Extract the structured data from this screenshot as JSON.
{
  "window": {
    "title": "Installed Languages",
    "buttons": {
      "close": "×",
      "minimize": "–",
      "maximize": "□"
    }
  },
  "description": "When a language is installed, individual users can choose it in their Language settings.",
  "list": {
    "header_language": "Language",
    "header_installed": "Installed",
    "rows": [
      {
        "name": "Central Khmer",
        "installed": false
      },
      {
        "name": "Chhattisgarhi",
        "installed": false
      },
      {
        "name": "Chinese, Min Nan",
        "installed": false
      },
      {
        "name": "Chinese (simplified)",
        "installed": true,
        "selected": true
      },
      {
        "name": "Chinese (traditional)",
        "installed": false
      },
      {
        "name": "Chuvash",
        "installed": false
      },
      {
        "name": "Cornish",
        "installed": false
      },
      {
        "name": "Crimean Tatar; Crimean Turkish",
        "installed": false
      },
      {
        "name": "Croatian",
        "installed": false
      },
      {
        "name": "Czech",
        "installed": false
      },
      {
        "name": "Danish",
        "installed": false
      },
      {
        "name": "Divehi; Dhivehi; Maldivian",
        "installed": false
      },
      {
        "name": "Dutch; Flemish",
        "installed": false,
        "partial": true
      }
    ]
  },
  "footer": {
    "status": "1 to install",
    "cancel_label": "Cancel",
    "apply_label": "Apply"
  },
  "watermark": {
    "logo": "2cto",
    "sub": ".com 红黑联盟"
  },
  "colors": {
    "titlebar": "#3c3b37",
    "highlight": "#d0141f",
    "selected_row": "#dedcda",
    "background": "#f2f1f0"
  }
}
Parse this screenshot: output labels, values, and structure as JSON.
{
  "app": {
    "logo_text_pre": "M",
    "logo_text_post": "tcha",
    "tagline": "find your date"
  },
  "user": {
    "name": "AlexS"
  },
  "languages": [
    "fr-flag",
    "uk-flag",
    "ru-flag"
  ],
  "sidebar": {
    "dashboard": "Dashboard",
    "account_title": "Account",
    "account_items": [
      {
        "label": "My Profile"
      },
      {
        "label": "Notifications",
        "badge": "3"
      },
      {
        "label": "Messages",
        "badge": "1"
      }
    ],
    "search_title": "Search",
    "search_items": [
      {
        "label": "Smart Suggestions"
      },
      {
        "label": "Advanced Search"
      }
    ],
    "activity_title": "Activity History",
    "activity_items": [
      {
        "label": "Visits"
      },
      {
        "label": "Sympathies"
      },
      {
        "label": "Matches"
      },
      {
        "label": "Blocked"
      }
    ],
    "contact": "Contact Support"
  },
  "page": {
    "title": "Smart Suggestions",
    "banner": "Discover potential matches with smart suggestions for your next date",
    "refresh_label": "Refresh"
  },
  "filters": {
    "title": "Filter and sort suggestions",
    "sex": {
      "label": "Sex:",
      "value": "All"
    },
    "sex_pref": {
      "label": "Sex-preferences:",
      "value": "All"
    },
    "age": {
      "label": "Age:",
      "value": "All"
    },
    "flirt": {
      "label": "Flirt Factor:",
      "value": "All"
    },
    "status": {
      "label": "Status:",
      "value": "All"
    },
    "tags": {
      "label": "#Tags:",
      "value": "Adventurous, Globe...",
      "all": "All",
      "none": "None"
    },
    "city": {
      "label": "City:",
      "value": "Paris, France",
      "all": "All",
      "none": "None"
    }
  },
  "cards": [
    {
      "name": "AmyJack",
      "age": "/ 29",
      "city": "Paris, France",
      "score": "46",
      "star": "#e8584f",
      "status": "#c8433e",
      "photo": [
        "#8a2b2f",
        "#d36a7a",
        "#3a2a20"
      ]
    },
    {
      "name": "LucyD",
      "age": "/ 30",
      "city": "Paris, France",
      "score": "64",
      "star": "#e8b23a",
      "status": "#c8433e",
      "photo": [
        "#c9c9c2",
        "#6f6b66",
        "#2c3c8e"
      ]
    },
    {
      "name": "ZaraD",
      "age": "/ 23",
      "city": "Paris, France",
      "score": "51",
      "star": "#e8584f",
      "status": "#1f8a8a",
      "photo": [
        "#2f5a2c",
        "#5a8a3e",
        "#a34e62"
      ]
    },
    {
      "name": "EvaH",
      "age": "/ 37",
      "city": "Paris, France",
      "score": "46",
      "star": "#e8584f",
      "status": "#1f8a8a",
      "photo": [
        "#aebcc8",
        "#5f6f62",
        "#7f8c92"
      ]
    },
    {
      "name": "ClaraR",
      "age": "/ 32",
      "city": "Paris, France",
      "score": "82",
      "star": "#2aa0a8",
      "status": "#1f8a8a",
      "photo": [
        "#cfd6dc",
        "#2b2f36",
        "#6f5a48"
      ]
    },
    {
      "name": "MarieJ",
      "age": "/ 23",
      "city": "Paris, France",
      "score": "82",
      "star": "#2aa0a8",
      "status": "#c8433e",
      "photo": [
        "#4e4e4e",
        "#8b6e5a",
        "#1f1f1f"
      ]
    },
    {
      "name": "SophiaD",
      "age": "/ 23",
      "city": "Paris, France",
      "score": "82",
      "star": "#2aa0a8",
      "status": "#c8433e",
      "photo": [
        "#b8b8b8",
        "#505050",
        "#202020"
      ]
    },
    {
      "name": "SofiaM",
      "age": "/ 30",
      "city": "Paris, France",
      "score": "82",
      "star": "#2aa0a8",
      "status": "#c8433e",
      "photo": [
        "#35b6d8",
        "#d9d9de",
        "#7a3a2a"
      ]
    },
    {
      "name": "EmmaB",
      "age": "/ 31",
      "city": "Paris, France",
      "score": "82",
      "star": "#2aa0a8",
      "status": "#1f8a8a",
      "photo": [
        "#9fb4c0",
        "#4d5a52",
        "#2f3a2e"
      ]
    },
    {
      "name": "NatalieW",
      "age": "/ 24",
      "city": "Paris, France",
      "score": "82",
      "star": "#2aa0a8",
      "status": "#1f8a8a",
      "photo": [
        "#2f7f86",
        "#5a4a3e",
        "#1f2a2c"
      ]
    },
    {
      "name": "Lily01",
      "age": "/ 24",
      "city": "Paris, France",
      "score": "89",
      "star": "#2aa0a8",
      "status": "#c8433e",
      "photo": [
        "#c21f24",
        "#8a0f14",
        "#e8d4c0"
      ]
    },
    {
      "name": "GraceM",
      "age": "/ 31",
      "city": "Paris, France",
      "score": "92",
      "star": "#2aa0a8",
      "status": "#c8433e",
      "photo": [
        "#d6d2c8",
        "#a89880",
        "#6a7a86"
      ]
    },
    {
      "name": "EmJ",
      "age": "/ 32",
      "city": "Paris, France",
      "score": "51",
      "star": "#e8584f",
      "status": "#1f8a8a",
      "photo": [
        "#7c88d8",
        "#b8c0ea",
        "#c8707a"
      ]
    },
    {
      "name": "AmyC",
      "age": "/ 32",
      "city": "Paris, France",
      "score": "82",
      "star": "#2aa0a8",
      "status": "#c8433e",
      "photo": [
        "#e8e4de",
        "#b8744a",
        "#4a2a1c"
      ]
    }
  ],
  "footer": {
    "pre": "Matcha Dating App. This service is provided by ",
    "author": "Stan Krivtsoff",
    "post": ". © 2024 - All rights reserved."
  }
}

▶ [INSTRUCTION]:
Search the records for the word "date", then list every line that has it.

▶ [FINAL RESULT]:
    "tagline": "find your date"
    "banner": "Discover potential matches with smart suggestions for your next date",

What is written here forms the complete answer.